[start Given records]

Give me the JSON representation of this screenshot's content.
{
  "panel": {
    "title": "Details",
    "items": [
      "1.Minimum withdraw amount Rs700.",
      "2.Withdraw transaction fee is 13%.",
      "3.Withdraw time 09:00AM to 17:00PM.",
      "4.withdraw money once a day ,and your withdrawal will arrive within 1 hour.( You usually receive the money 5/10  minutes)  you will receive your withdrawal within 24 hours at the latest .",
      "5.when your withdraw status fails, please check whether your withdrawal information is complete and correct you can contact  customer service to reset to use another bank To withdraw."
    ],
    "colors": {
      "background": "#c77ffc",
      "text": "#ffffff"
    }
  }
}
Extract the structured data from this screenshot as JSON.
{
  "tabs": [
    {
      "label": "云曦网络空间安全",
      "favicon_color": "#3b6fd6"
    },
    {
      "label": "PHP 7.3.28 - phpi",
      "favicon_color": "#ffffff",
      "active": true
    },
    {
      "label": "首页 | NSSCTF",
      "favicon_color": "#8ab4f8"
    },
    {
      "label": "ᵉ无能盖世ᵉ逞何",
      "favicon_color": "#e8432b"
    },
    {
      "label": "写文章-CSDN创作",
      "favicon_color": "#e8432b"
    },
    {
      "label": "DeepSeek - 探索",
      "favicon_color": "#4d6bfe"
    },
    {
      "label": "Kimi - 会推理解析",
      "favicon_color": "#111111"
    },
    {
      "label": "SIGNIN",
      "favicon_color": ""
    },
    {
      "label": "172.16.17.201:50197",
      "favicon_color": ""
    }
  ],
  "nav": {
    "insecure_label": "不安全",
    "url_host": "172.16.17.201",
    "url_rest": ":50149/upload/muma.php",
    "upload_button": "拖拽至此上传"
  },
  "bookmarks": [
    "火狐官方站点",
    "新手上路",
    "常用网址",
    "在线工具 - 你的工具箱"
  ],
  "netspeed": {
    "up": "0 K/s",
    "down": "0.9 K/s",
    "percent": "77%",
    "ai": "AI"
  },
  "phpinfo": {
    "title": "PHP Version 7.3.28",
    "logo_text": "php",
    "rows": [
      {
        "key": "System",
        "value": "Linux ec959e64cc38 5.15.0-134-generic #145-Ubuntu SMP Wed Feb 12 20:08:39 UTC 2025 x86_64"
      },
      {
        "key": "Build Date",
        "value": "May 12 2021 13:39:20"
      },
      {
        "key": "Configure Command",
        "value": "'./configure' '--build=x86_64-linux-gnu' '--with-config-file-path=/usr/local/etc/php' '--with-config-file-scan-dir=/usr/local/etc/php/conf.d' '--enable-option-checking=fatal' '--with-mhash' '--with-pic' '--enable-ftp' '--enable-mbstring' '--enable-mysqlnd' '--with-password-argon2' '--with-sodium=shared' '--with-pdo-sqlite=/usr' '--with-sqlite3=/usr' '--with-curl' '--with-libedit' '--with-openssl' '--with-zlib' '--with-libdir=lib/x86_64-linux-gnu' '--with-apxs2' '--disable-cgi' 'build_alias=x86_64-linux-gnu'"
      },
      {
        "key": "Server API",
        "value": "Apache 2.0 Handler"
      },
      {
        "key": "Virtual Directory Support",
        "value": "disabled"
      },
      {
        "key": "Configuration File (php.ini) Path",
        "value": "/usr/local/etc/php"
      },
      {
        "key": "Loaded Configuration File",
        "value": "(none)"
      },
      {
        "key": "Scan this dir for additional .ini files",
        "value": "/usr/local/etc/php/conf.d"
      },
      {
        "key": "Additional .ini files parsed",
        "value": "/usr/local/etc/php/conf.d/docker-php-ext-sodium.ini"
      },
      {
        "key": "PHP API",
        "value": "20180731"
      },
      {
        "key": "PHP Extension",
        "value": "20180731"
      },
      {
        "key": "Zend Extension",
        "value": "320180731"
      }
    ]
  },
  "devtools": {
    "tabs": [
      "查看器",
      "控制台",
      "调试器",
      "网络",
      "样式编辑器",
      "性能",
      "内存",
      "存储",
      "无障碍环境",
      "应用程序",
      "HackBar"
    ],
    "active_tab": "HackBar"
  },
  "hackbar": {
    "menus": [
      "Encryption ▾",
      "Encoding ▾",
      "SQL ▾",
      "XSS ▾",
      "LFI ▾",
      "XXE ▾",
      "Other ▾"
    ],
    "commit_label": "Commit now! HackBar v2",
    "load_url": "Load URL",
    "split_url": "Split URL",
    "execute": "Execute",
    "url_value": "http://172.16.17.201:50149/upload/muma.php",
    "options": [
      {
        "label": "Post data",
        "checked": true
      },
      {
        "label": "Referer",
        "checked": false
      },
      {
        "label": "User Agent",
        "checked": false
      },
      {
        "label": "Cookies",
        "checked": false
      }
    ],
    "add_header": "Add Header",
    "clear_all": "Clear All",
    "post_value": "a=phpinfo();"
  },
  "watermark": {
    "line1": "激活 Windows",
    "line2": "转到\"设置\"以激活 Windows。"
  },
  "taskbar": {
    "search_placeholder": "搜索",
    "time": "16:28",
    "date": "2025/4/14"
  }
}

[end Given records]

__Written problem__:
Reproduce the material verbatim, line by line.

__Task solution__:
Give me the JSON representation of this screenshot's content.
{
  "panel": {
    "title": "Details",
    "items": [
      "1.Minimum withdraw amount Rs700.",
      "2.Withdraw transaction fee is 13%.",
      "3.Withdraw time 09:00AM to 17:00PM.",
      "4.withdraw money once a day ,and your withdrawal will arrive within 1 hour.( You usually receive the money 5/10  minutes)  you will receive your withdrawal within 24 hours at the latest .",
      "5.when your withdraw status fails, please check whether your withdrawal information is complete and correct you can contact  customer service to reset to use another bank To withdraw."
    ],
    "colors": {
      "background": "#c77ffc",
      "text": "#ffffff"
    }
  }
}
Extract the structured data from this screenshot as JSON.
{
  "tabs": [
    {
      "label": "云曦网络空间安全",
      "favicon_color": "#3b6fd6"
    },
    {
      "label": "PHP 7.3.28 - phpi",
      "favicon_color": "#ffffff",
      "active": true
    },
    {
      "label": "首页 | NSSCTF",
      "favicon_color": "#8ab4f8"
    },
    {
      "label": "ᵉ无能盖世ᵉ逞何",
      "favicon_color": "#e8432b"
    },
    {
      "label": "写文章-CSDN创作",
      "favicon_color": "#e8432b"
    },
    {
      "label": "DeepSeek - 探索",
      "favicon_color": "#4d6bfe"
    },
    {
      "label": "Kimi - 会推理解析",
      "favicon_color": "#111111"
    },
    {
      "label": "SIGNIN",
      "favicon_color": ""
    },
    {
      "label": "172.16.17.201:50197",
      "favicon_color": ""
    }
  ],
  "nav": {
    "insecure_label": "不安全",
    "url_host": "172.16.17.201",
    "url_rest": ":50149/upload/muma.php",
    "upload_button": "拖拽至此上传"
  },
  "bookmarks": [
    "火狐官方站点",
    "新手上路",
    "常用网址",
    "在线工具 - 你的工具箱"
  ],
  "netspeed": {
    "up": "0 K/s",
    "down": "0.9 K/s",
    "percent": "77%",
    "ai": "AI"
  },
  "phpinfo": {
    "title": "PHP Version 7.3.28",
    "logo_text": "php",
    "rows": [
      {
        "key": "System",
        "value": "Linux ec959e64cc38 5.15.0-134-generic #145-Ubuntu SMP Wed Feb 12 20:08:39 UTC 2025 x86_64"
      },
      {
        "key": "Build Date",
        "value": "May 12 2021 13:39:20"
      },
      {
        "key": "Configure Command",
        "value": "'./configure' '--build=x86_64-linux-gnu' '--with-config-file-path=/usr/local/etc/php' '--with-config-file-scan-dir=/usr/local/etc/php/conf.d' '--enable-option-checking=fatal' '--with-mhash' '--with-pic' '--enable-ftp' '--enable-mbstring' '--enable-mysqlnd' '--with-password-argon2' '--with-sodium=shared' '--with-pdo-sqlite=/usr' '--with-sqlite3=/usr' '--with-curl' '--with-libedit' '--with-openssl' '--with-zlib' '--with-libdir=lib/x86_64-linux-gnu' '--with-apxs2' '--disable-cgi' 'build_alias=x86_64-linux-gnu'"
      },
      {
        "key": "Server API",
        "value": "Apache 2.0 Handler"
      },
      {
        "key": "Virtual Directory Support",
        "value": "disabled"
      },
      {
        "key": "Configuration File (php.ini) Path",
        "value": "/usr/local/etc/php"
      },
      {
        "key": "Loaded Configuration File",
        "value": "(none)"
      },
      {
        "key": "Scan this dir for additional .ini files",
        "value": "/usr/local/etc/php/conf.d"
      },
      {
        "key": "Additional .ini files parsed",
        "value": "/usr/local/etc/php/conf.d/docker-php-ext-sodium.ini"
      },
      {
        "key": "PHP API",
        "value": "20180731"
      },
      {
        "key": "PHP Extension",
        "value": "20180731"
      },
      {
        "key": "Zend Extension",
        "value": "320180731"
      }
    ]
  },
  "devtools": {
    "tabs": [
      "查看器",
      "控制台",
      "调试器",
      "网络",
      "样式编辑器",
      "性能",
      "内存",
      "存储",
      "无障碍环境",
      "应用程序",
      "HackBar"
    ],
    "active_tab": "HackBar"
  },
  "hackbar": {
    "menus": [
      "Encryption ▾",
      "Encoding ▾",
      "SQL ▾",
      "XSS ▾",
      "LFI ▾",
      "XXE ▾",
      "Other ▾"
    ],
    "commit_label": "Commit now! HackBar v2",
    "load_url": "Load URL",
    "split_url": "Split URL",
    "execute": "Execute",
    "url_value": "http://172.16.17.201:50149/upload/muma.php",
    "options": [
      {
        "label": "Post data",
        "checked": true
      },
      {
        "label": "Referer",
        "checked": false
      },
      {
        "label": "User Agent",
        "checked": false
      },
      {
        "label": "Cookies",
        "checked": false
      }
    ],
    "add_header": "Add Header",
    "clear_all": "Clear All",
    "post_value": "a=phpinfo();"
  },
  "watermark": {
    "line1": "激活 Windows",
    "line2": "转到\"设置\"以激活 Windows。"
  },
  "taskbar": {
    "search_placeholder": "搜索",
    "time": "16:28",
    "date": "2025/4/14"
  }
}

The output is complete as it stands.